==== Listed entries

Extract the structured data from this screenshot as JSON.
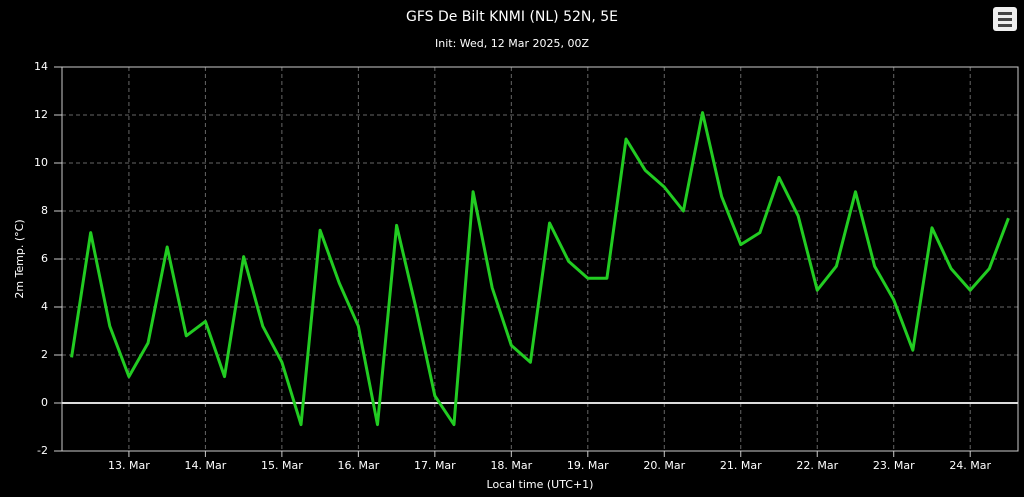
{
  "chart_data": {
    "type": "line",
    "title": "GFS De Bilt KNMI (NL) 52N, 5E",
    "subtitle": "Init: Wed, 12 Mar 2025, 00Z",
    "x_label": "Local time (UTC+1)",
    "y_label": "2m Temp. (°C)",
    "categories": [
      null,
      null,
      null,
      "13. Mar",
      null,
      null,
      null,
      "14. Mar",
      null,
      null,
      null,
      "15. Mar",
      null,
      null,
      null,
      "16. Mar",
      null,
      null,
      null,
      "17. Mar",
      null,
      null,
      null,
      "18. Mar",
      null,
      null,
      null,
      "19. Mar",
      null,
      null,
      null,
      "20. Mar",
      null,
      null,
      null,
      "21. Mar",
      null,
      null,
      null,
      "22. Mar",
      null,
      null,
      null,
      "23. Mar",
      null,
      null,
      null,
      "24. Mar",
      null,
      null
    ],
    "series": [
      {
        "name": "2m Temp.",
        "color": "#22cc22",
        "values": [
          1.9,
          7.1,
          3.2,
          1.1,
          2.5,
          6.5,
          2.8,
          3.4,
          1.1,
          6.1,
          3.2,
          1.7,
          -0.9,
          7.2,
          5.0,
          3.2,
          -0.9,
          7.4,
          4.0,
          0.3,
          -0.9,
          8.8,
          4.8,
          2.4,
          1.7,
          7.5,
          5.9,
          5.2,
          5.2,
          11.0,
          9.7,
          9.0,
          8.0,
          12.1,
          8.6,
          6.6,
          7.1,
          9.4,
          7.8,
          4.7,
          5.7,
          8.8,
          5.7,
          4.3,
          2.2,
          7.3,
          5.6,
          4.7,
          5.6,
          7.7
        ]
      }
    ],
    "ylim": [
      -2,
      14
    ],
    "yticks": [
      -2,
      0,
      2,
      4,
      6,
      8,
      10,
      12,
      14
    ],
    "grid": true
  }
}
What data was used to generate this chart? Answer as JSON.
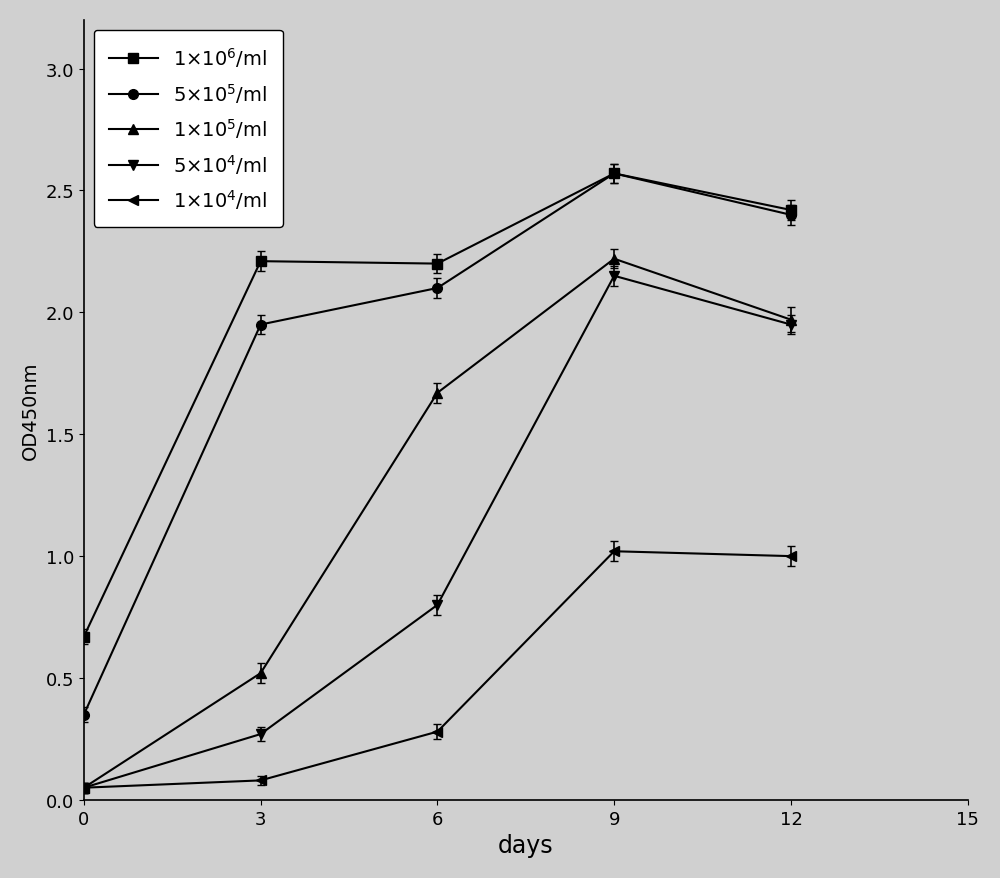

========

Looking at the records above, say how many lines hold the string "JSON". Write nothing but the number.

2